## What you have to do
From the entries below, count every line that contains the word "binelui". Please give the number and nothing else.

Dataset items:

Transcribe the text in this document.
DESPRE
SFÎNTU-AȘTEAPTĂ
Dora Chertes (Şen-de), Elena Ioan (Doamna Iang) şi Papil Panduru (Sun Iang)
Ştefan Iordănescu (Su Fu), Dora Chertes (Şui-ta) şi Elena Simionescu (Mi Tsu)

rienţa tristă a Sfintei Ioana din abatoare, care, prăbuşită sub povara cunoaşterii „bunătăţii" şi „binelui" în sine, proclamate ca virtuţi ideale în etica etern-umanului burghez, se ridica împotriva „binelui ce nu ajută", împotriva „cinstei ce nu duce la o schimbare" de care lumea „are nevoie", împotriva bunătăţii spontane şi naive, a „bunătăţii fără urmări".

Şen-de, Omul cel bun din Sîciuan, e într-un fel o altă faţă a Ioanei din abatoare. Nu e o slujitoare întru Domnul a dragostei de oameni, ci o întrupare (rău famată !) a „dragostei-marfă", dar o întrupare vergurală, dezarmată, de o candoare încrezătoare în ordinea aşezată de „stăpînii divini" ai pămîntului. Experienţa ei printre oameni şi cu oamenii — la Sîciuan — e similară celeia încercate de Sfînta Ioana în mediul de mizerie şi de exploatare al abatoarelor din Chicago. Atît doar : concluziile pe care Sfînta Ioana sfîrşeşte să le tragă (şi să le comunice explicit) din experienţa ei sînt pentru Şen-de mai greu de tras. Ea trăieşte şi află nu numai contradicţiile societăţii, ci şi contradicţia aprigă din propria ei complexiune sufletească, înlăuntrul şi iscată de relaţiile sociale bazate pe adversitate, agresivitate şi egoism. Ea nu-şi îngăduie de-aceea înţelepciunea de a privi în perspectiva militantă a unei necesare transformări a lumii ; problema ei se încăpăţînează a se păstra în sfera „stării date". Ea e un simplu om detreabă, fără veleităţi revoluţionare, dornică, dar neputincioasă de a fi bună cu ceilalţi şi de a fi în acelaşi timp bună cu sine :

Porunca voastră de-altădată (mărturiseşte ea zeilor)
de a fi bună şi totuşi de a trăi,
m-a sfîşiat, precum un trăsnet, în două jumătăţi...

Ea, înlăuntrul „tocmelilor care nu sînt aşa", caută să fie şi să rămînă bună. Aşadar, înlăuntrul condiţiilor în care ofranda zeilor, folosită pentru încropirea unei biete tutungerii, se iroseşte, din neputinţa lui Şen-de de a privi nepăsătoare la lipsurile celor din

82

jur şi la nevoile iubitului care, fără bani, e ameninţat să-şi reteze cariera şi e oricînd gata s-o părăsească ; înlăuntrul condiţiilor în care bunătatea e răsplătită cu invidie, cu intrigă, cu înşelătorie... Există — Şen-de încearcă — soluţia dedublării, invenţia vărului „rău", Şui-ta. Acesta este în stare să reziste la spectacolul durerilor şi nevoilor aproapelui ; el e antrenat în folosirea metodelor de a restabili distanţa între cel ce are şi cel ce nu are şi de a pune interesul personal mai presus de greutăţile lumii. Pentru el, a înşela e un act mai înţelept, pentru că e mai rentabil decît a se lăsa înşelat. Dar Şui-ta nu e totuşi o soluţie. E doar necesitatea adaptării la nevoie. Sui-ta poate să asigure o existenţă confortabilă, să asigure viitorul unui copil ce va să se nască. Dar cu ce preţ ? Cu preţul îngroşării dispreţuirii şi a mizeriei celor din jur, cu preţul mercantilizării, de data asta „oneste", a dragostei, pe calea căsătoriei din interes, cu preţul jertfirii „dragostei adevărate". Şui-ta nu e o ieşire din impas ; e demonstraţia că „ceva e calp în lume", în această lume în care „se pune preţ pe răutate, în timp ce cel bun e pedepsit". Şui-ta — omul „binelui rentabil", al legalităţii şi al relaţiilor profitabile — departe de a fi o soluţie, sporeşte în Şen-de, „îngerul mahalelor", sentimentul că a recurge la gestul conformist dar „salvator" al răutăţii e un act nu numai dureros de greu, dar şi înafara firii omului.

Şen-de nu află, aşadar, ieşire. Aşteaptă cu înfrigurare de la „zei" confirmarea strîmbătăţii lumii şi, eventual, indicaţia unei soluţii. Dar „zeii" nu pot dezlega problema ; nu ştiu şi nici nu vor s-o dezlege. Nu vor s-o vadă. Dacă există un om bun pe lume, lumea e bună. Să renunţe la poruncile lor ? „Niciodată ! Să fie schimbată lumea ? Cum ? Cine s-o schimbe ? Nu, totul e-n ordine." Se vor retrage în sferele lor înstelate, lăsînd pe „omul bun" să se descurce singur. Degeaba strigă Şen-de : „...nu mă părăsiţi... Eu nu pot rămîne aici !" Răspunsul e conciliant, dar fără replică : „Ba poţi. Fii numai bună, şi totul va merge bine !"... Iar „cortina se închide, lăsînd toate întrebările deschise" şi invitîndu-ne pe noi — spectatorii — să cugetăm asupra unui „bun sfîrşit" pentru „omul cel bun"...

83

## Result
2